● Problem requirements
In the entries below, find every line holding the string "Smoothing" and collect it.

(Lines of data)
··········
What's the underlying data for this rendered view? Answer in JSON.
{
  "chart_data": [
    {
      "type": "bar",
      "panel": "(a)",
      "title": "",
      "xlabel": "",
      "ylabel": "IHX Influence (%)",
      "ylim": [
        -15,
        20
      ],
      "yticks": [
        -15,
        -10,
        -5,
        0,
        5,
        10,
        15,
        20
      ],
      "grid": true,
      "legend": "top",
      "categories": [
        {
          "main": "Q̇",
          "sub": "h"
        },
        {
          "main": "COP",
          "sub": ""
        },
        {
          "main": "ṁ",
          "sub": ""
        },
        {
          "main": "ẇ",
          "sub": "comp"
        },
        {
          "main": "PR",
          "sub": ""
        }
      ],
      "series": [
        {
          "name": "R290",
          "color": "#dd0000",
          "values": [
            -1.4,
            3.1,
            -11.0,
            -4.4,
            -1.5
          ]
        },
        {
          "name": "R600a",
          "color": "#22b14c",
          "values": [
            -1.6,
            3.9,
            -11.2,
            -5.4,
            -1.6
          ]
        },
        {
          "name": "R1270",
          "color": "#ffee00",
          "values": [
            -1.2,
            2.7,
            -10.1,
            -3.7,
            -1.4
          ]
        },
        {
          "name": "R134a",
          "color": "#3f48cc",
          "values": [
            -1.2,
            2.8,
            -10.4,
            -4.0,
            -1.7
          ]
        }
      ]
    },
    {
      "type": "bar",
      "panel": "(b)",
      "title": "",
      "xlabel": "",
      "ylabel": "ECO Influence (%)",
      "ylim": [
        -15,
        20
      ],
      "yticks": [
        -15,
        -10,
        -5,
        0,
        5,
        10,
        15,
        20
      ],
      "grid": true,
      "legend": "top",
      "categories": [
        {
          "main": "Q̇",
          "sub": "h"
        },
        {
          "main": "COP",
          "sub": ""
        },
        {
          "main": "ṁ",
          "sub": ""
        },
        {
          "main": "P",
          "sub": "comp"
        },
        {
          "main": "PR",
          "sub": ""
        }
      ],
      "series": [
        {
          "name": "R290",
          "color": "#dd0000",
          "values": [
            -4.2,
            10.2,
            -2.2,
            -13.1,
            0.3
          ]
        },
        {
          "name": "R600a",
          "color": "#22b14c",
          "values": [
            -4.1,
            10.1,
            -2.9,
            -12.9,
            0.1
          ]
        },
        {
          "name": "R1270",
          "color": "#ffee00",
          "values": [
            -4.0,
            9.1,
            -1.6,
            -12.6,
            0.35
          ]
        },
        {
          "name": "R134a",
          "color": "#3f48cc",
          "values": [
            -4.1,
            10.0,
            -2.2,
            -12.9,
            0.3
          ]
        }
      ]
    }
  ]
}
··········
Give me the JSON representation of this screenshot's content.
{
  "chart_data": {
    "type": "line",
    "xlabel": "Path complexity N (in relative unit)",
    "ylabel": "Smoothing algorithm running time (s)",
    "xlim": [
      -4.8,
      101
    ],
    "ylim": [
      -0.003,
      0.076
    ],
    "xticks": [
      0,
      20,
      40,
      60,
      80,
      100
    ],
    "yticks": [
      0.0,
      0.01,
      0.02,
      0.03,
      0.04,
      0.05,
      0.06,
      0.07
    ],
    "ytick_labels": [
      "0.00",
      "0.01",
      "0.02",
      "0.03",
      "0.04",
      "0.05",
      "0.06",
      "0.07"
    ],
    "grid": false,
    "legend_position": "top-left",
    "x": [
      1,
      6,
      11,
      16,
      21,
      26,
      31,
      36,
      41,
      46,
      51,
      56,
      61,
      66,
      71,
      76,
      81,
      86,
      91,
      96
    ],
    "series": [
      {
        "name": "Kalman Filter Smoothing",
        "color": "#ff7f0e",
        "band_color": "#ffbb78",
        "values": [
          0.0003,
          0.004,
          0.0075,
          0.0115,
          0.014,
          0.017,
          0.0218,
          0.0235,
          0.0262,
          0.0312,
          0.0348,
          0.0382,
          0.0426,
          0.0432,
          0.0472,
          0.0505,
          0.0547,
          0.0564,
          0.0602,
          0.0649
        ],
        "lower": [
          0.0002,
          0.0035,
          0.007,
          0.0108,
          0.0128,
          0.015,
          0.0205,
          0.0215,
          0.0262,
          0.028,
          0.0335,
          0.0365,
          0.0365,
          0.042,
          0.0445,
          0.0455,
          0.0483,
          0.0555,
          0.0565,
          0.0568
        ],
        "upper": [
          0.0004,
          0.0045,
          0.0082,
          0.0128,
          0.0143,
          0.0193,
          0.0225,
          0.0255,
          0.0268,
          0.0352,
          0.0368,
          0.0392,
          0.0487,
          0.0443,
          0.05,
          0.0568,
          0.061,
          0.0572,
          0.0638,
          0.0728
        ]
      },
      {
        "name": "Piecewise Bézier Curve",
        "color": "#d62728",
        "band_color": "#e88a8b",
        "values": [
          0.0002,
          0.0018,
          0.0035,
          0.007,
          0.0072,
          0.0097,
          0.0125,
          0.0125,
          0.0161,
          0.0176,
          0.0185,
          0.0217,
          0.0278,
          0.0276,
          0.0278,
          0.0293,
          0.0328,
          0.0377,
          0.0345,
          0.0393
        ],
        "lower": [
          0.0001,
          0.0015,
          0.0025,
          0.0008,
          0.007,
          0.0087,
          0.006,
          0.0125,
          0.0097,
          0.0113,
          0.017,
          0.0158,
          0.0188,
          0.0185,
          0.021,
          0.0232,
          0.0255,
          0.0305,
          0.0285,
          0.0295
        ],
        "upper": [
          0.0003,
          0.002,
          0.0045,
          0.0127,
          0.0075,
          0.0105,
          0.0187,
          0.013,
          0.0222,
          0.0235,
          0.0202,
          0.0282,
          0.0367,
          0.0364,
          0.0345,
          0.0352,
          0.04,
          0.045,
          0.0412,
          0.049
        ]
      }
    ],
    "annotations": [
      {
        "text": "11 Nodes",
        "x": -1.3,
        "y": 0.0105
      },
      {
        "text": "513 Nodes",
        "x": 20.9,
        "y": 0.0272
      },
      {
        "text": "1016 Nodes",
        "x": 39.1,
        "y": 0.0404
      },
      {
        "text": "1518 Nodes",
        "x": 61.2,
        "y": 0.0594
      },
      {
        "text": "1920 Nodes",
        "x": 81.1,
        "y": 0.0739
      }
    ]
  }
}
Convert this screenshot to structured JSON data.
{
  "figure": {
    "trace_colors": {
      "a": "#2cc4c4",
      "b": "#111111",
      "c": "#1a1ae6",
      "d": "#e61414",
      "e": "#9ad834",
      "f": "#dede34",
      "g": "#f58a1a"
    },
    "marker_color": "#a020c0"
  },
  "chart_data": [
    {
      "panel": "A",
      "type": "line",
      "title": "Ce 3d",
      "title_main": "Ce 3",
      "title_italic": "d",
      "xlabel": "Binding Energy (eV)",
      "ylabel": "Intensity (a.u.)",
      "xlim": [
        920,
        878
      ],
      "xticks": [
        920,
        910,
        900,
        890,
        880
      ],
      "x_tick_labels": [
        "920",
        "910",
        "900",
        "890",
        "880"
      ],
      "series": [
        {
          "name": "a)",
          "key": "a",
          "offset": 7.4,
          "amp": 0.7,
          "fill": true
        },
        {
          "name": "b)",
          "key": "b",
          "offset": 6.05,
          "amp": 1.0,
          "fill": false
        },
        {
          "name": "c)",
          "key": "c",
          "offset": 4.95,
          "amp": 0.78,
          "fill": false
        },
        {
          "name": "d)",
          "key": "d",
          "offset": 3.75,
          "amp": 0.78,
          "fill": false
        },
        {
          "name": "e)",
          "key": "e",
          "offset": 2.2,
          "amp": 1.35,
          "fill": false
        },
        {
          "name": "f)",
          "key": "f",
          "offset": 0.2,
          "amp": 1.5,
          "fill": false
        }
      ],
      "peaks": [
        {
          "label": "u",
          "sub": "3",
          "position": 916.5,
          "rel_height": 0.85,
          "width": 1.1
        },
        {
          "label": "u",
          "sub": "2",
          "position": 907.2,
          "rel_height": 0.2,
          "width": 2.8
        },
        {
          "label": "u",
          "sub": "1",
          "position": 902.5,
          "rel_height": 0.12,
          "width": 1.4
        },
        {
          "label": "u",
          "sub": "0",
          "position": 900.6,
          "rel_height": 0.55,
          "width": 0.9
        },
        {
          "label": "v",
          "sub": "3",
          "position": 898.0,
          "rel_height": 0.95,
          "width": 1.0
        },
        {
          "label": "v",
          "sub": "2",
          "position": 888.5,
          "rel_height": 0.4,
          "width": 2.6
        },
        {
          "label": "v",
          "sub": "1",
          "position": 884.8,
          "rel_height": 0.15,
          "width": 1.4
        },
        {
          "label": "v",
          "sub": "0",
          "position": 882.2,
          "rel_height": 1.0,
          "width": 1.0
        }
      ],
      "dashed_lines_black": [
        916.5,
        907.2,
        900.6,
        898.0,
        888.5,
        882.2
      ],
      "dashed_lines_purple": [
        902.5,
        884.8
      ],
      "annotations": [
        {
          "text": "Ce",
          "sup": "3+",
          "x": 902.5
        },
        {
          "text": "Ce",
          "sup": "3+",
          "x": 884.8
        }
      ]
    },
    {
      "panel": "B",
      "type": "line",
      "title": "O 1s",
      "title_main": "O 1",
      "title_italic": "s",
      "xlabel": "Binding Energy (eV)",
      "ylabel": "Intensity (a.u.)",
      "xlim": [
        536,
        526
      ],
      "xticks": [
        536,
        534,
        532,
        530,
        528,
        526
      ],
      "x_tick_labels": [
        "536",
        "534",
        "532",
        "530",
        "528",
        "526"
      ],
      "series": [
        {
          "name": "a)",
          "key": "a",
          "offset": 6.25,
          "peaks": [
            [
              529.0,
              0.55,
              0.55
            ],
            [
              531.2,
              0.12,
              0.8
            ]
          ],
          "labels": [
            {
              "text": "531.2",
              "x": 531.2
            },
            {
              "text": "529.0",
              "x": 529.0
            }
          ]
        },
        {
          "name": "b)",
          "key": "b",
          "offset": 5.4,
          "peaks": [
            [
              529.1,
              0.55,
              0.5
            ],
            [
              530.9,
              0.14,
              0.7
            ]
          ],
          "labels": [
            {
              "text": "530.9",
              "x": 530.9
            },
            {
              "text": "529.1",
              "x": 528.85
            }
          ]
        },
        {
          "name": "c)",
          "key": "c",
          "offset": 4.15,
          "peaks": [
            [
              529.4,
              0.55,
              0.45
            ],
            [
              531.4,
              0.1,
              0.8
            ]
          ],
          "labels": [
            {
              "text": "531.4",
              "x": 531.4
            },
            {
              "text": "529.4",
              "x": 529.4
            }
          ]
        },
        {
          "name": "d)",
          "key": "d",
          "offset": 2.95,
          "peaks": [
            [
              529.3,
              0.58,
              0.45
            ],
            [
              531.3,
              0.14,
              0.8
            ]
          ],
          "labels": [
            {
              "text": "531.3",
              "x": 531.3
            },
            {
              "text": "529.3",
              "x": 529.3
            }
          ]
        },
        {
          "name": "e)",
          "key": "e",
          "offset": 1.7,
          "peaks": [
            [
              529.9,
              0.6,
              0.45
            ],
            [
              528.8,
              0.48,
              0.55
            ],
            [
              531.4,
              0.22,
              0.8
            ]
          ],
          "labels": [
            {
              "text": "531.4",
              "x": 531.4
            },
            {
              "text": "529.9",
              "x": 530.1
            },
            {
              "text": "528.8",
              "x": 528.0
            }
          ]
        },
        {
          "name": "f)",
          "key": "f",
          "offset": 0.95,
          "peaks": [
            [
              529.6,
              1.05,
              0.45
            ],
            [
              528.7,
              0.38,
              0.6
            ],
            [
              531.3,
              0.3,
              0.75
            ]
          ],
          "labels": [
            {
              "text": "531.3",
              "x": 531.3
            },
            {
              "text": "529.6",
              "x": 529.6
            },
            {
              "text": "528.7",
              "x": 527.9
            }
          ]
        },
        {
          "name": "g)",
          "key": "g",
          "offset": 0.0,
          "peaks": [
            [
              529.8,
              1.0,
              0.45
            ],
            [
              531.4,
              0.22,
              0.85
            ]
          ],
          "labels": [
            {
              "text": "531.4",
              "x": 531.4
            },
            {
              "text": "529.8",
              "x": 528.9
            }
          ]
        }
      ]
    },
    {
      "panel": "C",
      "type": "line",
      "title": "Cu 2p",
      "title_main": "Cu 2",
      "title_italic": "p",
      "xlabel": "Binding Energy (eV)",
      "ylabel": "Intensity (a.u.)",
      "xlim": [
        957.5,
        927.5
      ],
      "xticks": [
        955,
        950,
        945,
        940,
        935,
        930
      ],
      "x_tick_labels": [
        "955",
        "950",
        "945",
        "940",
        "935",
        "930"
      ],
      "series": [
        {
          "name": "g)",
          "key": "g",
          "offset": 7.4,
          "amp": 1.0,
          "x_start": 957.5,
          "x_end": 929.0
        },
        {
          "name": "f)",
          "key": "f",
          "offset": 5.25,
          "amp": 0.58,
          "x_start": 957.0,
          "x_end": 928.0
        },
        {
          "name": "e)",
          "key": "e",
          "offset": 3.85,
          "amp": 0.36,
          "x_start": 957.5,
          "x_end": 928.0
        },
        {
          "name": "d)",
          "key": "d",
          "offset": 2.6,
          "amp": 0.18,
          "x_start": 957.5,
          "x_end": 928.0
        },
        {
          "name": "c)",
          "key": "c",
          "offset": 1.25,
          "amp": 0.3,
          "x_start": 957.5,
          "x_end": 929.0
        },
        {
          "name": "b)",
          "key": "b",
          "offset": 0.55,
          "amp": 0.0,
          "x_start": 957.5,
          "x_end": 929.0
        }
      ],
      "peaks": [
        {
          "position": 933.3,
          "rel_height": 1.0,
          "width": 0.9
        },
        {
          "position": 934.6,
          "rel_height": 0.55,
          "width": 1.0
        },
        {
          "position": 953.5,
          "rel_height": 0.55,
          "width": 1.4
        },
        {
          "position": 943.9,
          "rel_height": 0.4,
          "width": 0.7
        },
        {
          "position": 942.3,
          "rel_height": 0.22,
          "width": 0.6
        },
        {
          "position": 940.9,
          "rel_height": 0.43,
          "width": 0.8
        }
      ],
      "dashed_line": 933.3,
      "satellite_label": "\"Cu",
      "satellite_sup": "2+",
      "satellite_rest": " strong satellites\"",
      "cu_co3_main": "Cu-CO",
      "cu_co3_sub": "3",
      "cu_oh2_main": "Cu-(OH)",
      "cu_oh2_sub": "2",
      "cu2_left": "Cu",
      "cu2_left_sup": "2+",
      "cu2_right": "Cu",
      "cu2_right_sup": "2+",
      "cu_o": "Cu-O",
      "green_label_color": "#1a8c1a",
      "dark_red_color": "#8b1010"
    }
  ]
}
··········
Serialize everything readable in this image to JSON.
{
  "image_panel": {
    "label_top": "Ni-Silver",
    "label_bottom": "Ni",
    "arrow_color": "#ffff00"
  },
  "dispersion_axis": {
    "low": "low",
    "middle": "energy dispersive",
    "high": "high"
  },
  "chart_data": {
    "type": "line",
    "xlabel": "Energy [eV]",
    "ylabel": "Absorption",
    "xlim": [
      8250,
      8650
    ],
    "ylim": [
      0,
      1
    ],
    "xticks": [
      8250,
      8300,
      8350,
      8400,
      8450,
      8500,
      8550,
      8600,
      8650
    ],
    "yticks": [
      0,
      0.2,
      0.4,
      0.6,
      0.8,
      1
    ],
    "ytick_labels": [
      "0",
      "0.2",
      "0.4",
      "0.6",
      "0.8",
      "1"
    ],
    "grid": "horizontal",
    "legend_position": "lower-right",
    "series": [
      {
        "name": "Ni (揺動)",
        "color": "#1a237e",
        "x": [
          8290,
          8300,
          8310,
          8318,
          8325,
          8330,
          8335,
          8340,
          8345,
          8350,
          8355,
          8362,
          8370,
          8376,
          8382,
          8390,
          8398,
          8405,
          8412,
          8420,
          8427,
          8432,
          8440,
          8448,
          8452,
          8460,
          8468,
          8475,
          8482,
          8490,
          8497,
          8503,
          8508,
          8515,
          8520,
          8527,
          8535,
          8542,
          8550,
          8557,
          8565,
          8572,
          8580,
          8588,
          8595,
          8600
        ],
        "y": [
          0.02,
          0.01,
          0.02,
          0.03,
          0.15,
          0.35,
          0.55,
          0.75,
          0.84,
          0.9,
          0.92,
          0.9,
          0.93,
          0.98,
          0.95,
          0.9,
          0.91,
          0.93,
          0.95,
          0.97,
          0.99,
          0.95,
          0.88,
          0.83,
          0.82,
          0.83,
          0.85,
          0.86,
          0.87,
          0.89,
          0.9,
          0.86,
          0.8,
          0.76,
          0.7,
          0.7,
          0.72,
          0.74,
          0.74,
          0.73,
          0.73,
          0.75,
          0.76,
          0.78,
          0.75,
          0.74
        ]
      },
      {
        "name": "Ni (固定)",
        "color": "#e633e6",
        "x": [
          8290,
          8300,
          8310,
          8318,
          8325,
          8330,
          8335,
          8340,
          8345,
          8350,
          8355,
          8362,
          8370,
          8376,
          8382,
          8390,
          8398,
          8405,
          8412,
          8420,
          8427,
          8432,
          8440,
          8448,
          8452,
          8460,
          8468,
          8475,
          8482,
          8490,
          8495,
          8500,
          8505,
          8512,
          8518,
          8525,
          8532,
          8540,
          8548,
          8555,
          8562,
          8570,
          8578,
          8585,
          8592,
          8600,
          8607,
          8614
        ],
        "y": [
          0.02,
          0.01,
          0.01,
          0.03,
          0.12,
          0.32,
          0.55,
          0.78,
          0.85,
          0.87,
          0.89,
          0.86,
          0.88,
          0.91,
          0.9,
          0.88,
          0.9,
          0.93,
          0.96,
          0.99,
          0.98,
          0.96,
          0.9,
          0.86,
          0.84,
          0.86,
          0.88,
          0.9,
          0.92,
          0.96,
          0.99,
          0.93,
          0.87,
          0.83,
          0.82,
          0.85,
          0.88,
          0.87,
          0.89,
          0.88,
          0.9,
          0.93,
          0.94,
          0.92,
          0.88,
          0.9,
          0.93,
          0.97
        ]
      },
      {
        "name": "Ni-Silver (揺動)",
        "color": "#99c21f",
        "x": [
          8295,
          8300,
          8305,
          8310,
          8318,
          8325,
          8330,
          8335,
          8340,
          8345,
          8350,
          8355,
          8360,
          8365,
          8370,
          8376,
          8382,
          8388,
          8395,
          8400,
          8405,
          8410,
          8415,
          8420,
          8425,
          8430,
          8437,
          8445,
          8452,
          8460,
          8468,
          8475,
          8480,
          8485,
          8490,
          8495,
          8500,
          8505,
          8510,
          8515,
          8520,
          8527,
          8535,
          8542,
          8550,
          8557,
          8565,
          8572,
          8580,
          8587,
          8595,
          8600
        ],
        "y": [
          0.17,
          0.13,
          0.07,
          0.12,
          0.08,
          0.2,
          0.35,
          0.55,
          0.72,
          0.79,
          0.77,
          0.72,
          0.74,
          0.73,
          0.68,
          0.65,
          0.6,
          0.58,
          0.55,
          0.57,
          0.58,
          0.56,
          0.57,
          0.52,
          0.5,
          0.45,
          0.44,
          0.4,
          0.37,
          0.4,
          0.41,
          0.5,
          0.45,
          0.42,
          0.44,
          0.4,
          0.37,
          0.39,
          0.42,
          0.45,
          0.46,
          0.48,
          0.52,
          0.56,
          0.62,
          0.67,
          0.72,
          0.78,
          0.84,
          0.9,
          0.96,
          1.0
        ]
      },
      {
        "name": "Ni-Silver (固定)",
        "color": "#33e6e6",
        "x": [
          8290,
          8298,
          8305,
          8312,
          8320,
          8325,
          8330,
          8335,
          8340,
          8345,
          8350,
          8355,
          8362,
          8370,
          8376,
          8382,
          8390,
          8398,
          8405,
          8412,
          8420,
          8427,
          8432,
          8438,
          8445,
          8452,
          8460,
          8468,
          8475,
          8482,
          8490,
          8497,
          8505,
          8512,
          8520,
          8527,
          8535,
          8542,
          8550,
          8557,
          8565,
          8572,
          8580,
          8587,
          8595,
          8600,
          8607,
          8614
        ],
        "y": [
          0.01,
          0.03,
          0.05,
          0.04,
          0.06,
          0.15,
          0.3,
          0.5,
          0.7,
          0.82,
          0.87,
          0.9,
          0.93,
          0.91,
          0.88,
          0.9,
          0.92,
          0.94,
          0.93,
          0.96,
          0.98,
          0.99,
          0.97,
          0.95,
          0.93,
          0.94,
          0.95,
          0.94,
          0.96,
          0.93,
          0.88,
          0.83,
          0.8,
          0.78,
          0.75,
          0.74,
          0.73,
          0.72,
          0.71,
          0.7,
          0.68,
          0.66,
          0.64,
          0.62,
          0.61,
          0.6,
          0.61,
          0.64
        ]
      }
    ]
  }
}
··········
● Solution for this problem
    "ylabel": "Smoothing algorithm running time (s)",
        "name": "Kalman Filter Smoothing",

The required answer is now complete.